== TASK ==
Go through the data below and gather each line containing "JSON".

== GIVEN DATA ==
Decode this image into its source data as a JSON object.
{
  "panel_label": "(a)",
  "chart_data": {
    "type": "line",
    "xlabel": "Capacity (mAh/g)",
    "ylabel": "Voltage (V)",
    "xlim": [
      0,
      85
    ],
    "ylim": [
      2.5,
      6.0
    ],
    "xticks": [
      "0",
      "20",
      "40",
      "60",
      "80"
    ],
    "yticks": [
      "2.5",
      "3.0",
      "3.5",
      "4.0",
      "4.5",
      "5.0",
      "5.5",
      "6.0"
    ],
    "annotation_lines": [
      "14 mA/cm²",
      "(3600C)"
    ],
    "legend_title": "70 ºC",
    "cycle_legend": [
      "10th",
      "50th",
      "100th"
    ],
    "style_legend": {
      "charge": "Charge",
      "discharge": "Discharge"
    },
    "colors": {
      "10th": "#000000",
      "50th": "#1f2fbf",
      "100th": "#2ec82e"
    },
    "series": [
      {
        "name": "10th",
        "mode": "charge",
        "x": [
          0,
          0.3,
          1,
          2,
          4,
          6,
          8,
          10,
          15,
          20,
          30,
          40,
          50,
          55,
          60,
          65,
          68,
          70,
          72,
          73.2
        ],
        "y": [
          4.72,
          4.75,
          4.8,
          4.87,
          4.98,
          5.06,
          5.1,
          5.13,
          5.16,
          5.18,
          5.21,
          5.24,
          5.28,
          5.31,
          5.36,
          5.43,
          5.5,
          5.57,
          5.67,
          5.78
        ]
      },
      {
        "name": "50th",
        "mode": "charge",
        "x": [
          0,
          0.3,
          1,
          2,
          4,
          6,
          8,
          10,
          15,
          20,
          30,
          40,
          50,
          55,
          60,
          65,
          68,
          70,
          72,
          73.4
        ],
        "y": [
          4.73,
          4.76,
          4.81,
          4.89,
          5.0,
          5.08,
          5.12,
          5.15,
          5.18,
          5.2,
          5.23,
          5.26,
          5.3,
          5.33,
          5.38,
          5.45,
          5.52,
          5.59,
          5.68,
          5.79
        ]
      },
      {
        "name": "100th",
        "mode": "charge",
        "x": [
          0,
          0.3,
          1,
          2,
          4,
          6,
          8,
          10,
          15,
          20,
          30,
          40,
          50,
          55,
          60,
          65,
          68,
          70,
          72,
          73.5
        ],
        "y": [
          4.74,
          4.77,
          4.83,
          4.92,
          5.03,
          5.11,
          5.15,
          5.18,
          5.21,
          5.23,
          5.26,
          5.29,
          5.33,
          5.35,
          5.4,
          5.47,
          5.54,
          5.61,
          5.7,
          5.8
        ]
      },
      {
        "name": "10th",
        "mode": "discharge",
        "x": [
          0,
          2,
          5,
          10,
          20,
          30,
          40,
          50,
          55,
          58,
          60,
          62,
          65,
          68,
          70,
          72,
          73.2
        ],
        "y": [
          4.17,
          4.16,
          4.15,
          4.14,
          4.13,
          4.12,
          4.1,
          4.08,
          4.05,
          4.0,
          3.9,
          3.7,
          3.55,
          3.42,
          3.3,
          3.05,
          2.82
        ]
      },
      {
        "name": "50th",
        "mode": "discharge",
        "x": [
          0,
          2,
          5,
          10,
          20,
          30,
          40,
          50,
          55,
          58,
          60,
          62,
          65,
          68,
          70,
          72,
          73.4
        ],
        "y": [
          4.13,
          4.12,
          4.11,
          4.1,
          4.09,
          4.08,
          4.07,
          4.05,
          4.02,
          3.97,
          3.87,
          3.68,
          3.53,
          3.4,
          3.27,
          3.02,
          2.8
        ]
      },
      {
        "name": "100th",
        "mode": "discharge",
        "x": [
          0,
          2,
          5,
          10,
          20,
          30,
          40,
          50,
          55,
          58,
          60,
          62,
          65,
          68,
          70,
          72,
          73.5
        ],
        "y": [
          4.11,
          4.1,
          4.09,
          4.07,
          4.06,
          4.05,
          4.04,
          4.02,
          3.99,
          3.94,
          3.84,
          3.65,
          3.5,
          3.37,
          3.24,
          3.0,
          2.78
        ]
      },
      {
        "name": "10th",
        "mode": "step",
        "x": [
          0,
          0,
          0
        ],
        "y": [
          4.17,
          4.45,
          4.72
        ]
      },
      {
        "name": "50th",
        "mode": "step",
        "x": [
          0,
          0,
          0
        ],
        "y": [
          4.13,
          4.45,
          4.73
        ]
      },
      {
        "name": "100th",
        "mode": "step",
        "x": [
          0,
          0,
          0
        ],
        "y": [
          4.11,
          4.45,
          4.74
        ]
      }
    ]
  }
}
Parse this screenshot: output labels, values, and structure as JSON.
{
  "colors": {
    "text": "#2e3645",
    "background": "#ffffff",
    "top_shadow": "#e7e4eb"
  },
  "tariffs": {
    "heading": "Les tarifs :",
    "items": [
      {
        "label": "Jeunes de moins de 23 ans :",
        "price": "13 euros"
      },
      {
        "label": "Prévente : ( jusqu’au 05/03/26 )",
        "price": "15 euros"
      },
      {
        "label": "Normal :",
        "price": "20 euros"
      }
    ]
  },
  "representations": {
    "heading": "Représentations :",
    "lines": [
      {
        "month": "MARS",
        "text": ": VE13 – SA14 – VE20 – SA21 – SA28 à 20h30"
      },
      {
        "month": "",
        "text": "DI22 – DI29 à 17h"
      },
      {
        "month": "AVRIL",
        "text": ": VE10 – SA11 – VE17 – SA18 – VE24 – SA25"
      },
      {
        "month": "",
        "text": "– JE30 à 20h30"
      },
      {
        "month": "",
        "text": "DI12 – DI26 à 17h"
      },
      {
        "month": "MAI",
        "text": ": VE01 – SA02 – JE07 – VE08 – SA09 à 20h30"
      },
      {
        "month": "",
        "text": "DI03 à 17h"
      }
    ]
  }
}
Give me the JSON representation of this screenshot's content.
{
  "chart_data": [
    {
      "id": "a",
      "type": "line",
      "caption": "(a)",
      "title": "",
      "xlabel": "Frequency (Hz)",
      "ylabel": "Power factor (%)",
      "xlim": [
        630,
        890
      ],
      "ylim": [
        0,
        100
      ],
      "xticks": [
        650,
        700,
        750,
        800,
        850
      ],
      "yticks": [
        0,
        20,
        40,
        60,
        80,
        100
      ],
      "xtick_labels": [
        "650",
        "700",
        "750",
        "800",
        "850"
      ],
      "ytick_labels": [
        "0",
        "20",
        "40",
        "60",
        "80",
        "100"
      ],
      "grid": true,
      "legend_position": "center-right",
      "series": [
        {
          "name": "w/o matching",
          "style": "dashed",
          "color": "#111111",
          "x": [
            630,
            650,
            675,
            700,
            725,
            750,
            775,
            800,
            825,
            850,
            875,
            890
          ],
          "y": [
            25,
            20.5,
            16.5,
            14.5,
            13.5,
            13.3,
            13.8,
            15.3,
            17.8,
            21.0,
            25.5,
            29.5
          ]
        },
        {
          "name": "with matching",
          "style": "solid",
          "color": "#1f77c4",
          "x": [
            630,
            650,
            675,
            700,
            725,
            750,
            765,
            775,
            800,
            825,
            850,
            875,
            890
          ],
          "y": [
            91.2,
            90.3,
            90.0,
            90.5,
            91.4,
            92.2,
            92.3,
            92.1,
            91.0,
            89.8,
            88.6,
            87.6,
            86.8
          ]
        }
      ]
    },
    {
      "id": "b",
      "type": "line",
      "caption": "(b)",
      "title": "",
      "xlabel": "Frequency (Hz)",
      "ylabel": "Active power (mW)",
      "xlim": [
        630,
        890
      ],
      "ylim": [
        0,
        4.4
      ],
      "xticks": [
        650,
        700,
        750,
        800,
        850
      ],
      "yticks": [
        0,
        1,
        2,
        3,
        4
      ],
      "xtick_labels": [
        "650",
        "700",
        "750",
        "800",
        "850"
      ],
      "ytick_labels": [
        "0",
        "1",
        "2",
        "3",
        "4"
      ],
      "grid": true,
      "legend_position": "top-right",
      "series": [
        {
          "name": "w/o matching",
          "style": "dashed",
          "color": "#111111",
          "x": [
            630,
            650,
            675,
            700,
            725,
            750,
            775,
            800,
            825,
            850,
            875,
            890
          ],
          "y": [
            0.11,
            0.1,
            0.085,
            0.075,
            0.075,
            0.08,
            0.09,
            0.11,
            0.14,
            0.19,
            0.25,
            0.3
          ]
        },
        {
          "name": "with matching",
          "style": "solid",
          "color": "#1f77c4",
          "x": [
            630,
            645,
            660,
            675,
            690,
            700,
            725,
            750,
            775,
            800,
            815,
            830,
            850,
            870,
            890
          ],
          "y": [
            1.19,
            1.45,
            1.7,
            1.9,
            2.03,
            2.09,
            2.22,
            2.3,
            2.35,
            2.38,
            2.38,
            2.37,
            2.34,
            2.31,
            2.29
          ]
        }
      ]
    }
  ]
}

== SOLUTION ==
Decode this image into its source data as a JSON object.
Parse this screenshot: output labels, values, and structure as JSON.
Give me the JSON representation of this screenshot's content.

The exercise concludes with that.